» **PROBLEM DESCRIPTION**: Would you quote every entry exactly, dropping only the pictures?

» **STORED DATA**:
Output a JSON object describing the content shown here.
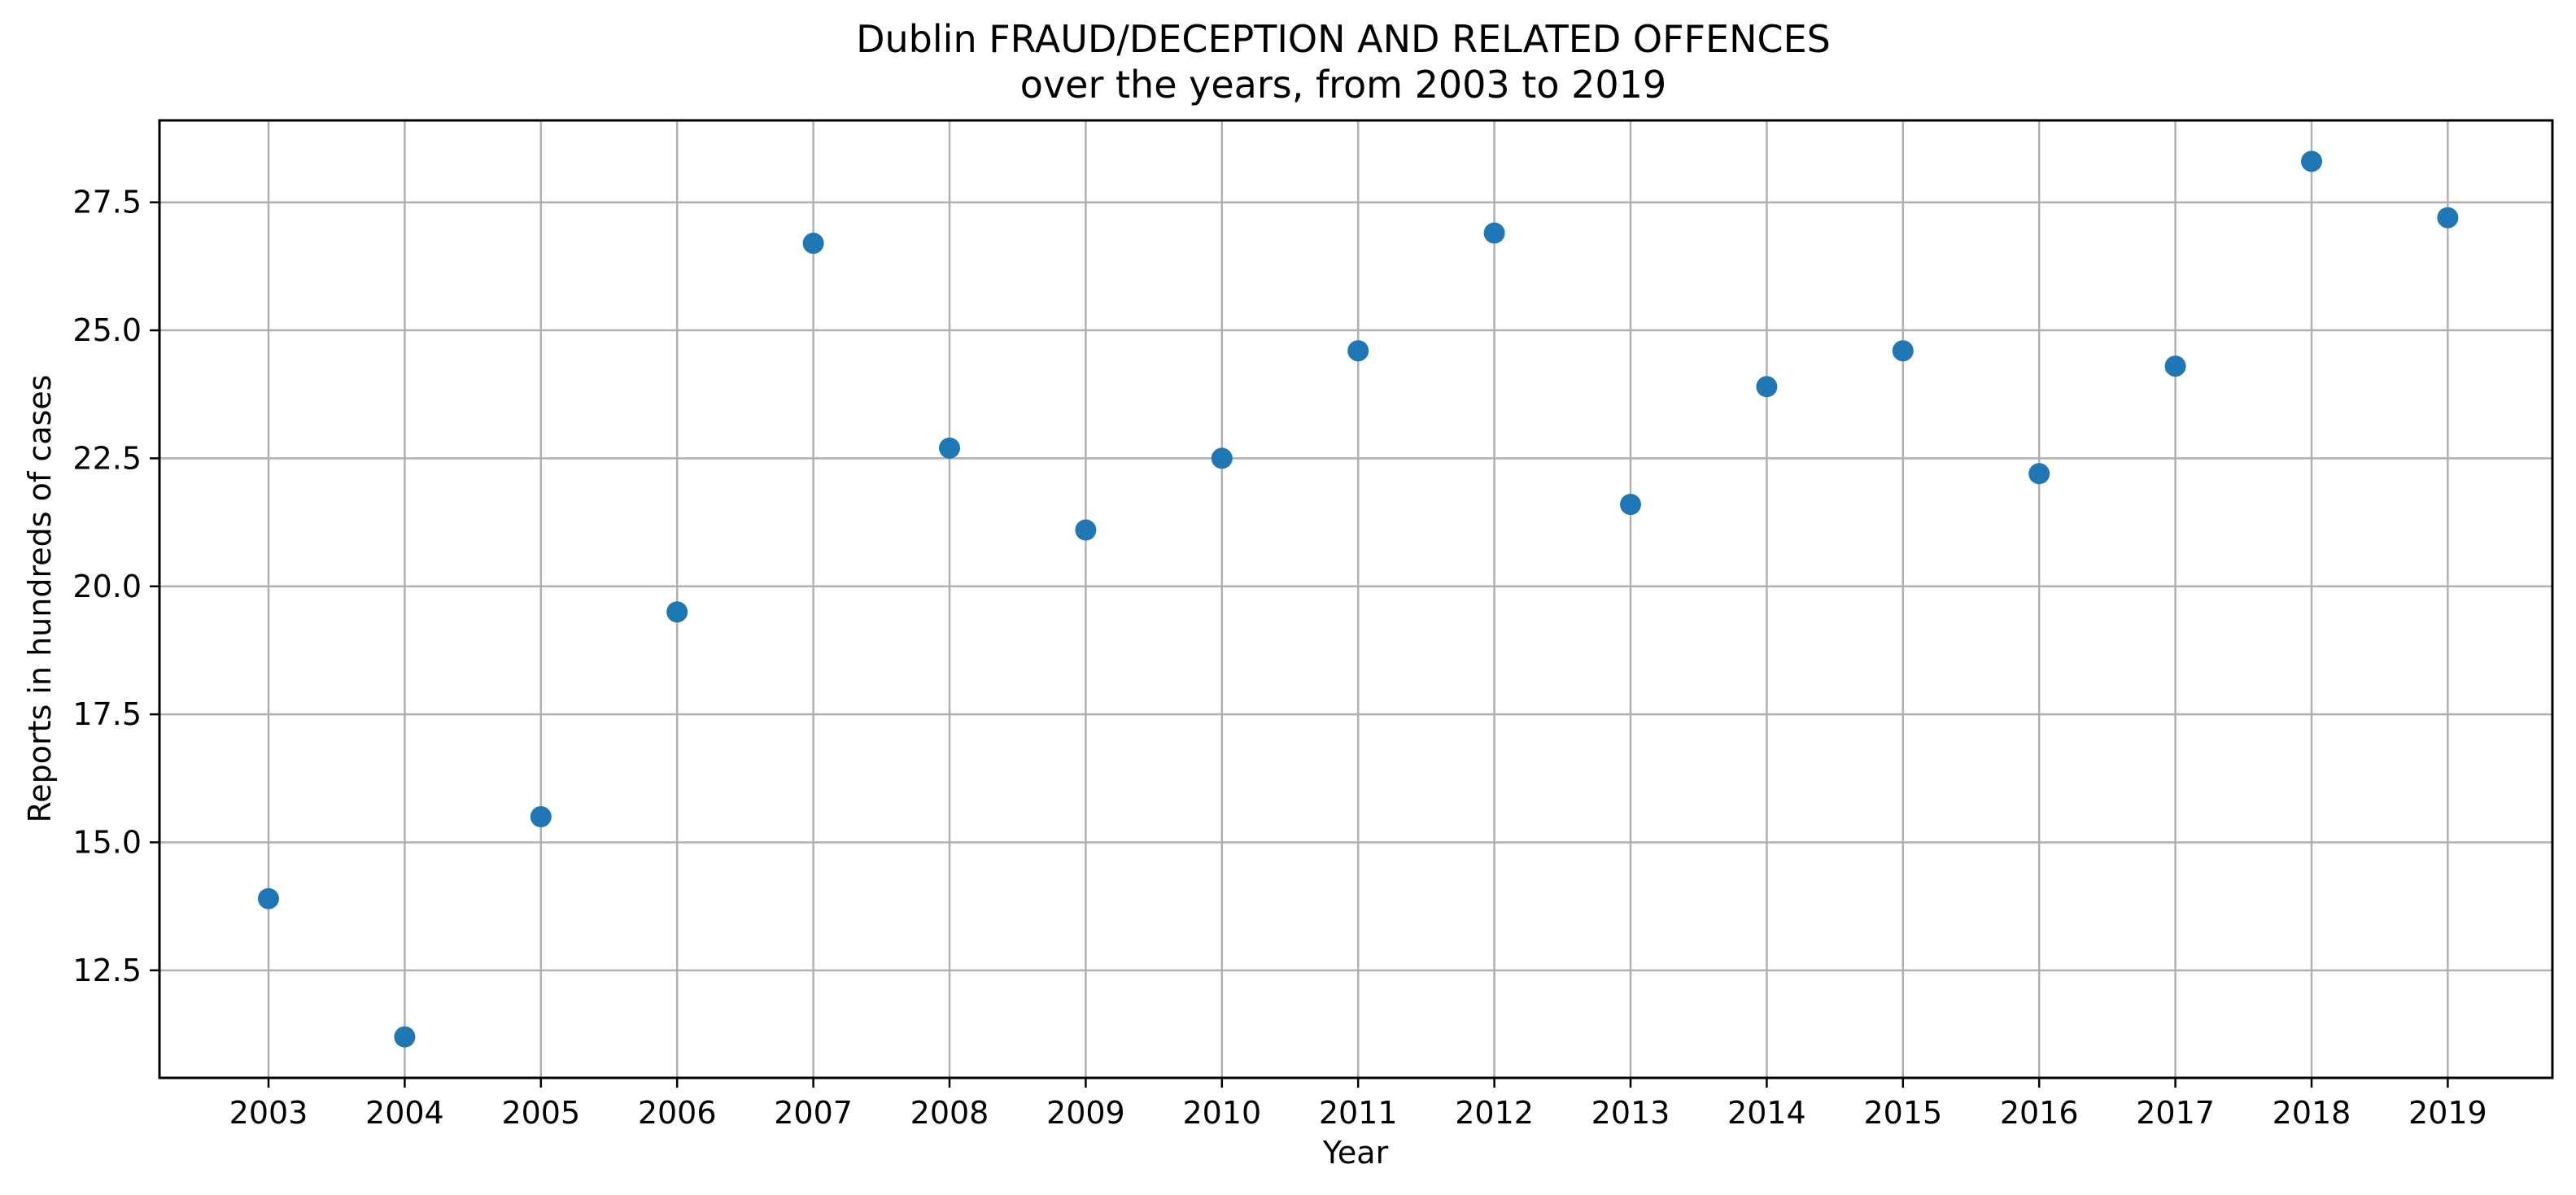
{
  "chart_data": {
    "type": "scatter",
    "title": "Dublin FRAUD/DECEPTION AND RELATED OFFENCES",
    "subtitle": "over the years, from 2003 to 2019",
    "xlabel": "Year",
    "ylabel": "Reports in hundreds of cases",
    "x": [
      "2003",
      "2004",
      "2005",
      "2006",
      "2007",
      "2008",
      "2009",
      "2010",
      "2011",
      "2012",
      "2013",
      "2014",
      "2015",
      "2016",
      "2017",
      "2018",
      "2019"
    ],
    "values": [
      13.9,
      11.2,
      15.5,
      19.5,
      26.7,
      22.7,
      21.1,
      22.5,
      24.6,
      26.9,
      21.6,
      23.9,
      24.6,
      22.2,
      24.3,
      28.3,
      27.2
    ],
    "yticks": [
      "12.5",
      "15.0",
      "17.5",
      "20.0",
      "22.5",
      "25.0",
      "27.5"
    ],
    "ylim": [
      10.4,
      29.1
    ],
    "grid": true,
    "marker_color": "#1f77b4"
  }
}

» **THE RESULT**:
Output a JSON object describing the content shown here.
{
  "chart_data": {
    "type": "scatter",
    "title": "Dublin FRAUD/DECEPTION AND RELATED OFFENCES",
    "subtitle": "over the years, from 2003 to 2019",
    "xlabel": "Year",
    "ylabel": "Reports in hundreds of cases",
    "x": [
      "2003",
      "2004",
      "2005",
      "2006",
      "2007",
      "2008",
      "2009",
      "2010",
      "2011",
      "2012",
      "2013",
      "2014",
      "2015",
      "2016",
      "2017",
      "2018",
      "2019"
    ],
    "values": [
      13.9,
      11.2,
      15.5,
      19.5,
      26.7,
      22.7,
      21.1,
      22.5,
      24.6,
      26.9,
      21.6,
      23.9,
      24.6,
      22.2,
      24.3,
      28.3,
      27.2
    ],
    "yticks": [
      "12.5",
      "15.0",
      "17.5",
      "20.0",
      "22.5",
      "25.0",
      "27.5"
    ],
    "ylim": [
      10.4,
      29.1
    ],
    "grid": true,
    "marker_color": "#1f77b4"
  }
}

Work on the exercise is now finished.